[BEGIN]

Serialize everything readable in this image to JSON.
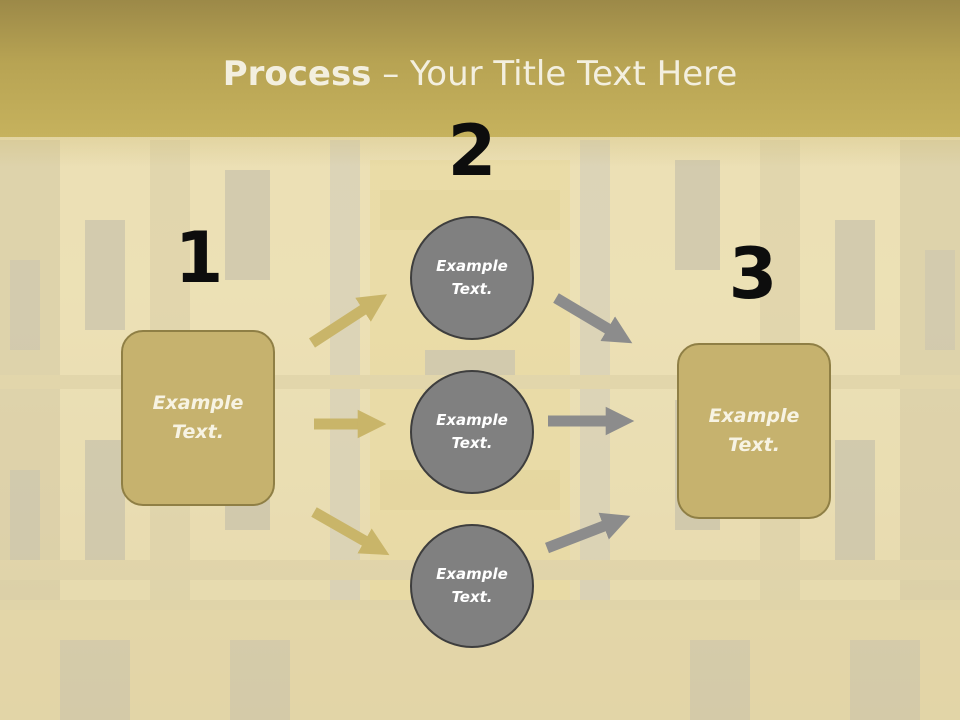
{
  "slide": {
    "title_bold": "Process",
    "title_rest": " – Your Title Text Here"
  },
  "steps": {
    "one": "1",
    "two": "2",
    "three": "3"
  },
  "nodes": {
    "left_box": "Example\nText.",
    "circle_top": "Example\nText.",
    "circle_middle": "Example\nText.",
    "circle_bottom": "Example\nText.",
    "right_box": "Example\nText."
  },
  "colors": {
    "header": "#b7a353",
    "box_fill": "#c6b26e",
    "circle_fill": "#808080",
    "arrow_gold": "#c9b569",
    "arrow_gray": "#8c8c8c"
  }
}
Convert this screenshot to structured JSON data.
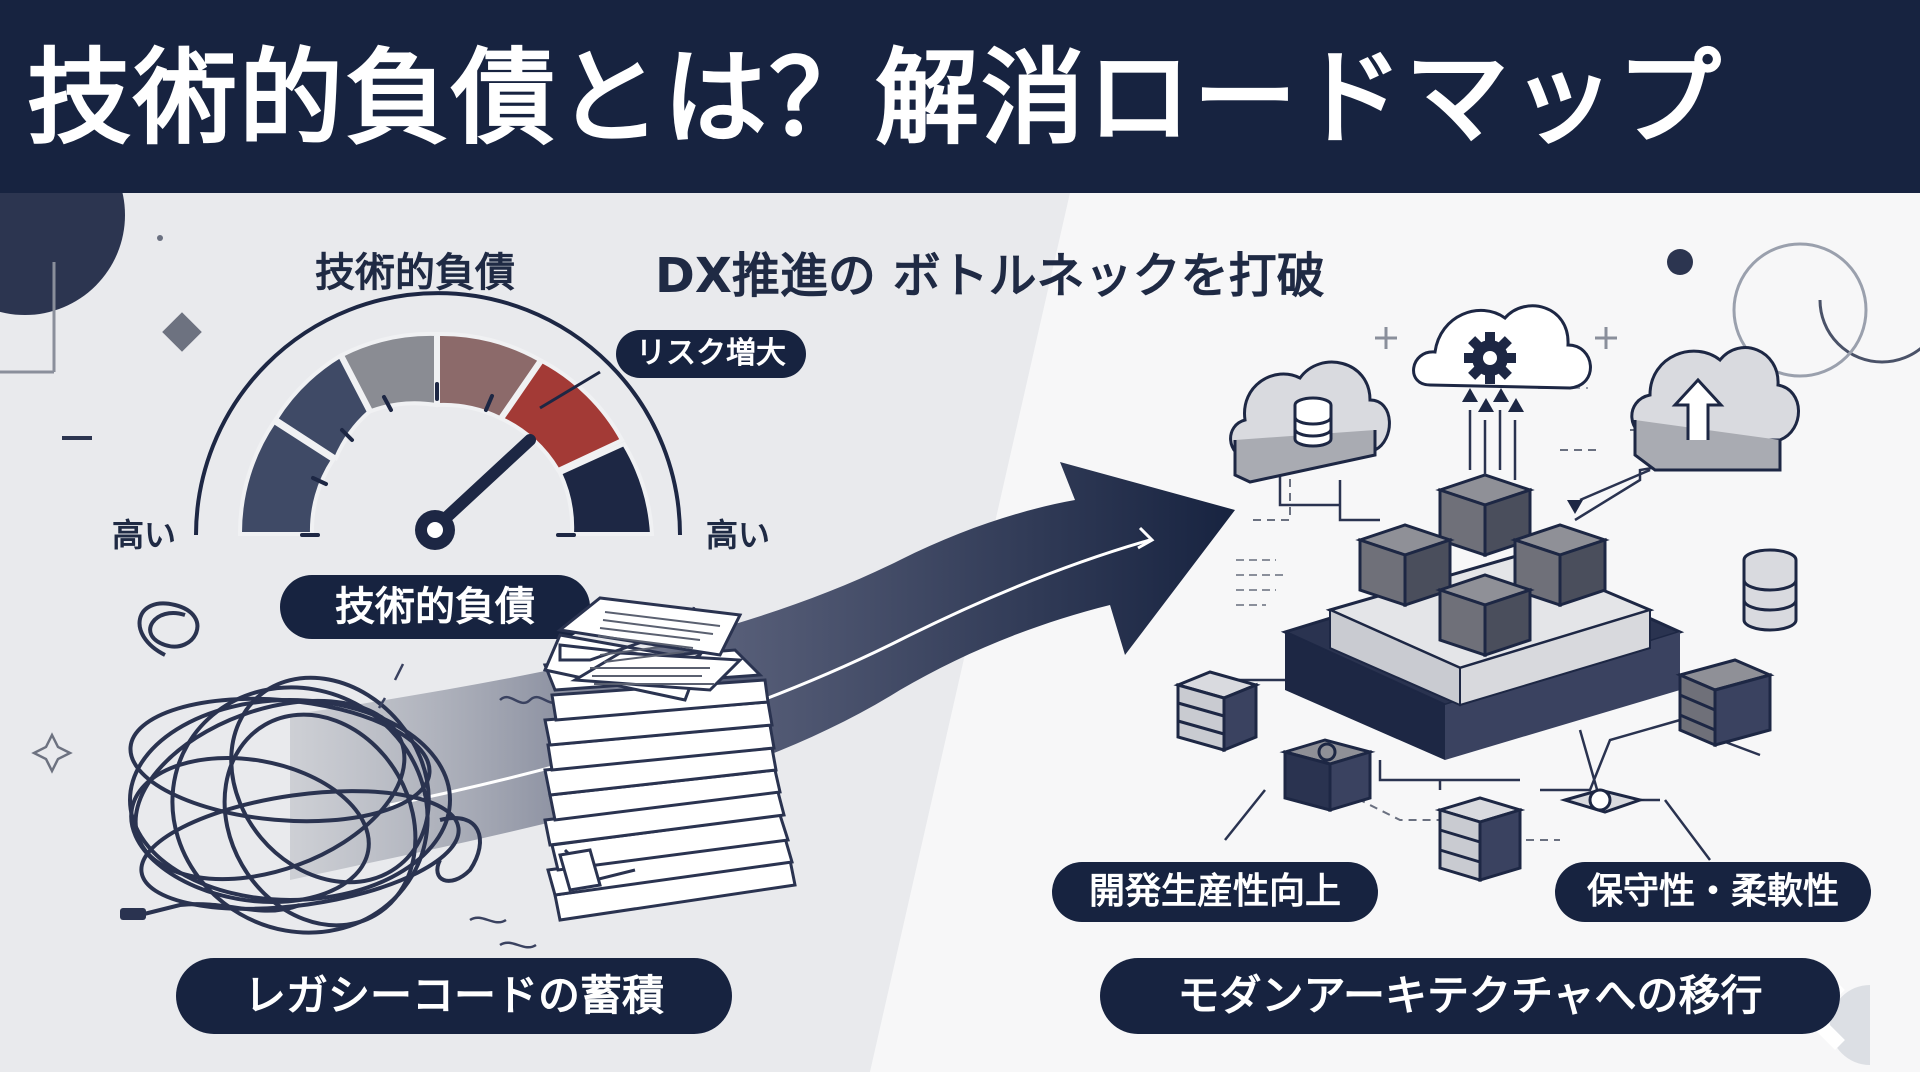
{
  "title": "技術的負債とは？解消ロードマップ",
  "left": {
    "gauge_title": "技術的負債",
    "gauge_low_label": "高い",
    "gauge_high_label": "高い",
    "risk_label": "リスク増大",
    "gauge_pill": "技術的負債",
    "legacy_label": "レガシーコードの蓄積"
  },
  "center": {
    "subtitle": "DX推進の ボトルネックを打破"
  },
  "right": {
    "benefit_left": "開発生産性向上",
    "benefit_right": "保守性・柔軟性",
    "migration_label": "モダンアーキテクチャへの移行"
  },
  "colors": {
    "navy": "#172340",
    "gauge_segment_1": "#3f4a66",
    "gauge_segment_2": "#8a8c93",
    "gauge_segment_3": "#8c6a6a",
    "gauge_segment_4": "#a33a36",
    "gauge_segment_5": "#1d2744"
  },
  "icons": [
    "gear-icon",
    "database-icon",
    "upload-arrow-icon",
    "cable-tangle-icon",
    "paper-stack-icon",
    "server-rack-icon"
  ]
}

[END]

### Short problem:
An exact transcription of all the entries is required, without the pictures.

### Correct result:
Serialize everything readable in this image to JSON.
{
  "slide": {
    "title_bold": "Process",
    "title_rest": " – Your Title Text Here"
  },
  "steps": {
    "one": "1",
    "two": "2",
    "three": "3"
  },
  "nodes": {
    "left_box": "Example\nText.",
    "circle_top": "Example\nText.",
    "circle_middle": "Example\nText.",
    "circle_bottom": "Example\nText.",
    "right_box": "Example\nText."
  },
  "colors": {
    "header": "#b7a353",
    "box_fill": "#c6b26e",
    "circle_fill": "#808080",
    "arrow_gold": "#c9b569",
    "arrow_gray": "#8c8c8c"
  }
}
Convert this screenshot to structured JSON data.
{
  "title": "技術的負債とは？解消ロードマップ",
  "left": {
    "gauge_title": "技術的負債",
    "gauge_low_label": "高い",
    "gauge_high_label": "高い",
    "risk_label": "リスク増大",
    "gauge_pill": "技術的負債",
    "legacy_label": "レガシーコードの蓄積"
  },
  "center": {
    "subtitle": "DX推進の ボトルネックを打破"
  },
  "right": {
    "benefit_left": "開発生産性向上",
    "benefit_right": "保守性・柔軟性",
    "migration_label": "モダンアーキテクチャへの移行"
  },
  "colors": {
    "navy": "#172340",
    "gauge_segment_1": "#3f4a66",
    "gauge_segment_2": "#8a8c93",
    "gauge_segment_3": "#8c6a6a",
    "gauge_segment_4": "#a33a36",
    "gauge_segment_5": "#1d2744"
  },
  "icons": [
    "gear-icon",
    "database-icon",
    "upload-arrow-icon",
    "cable-tangle-icon",
    "paper-stack-icon",
    "server-rack-icon"
  ]
}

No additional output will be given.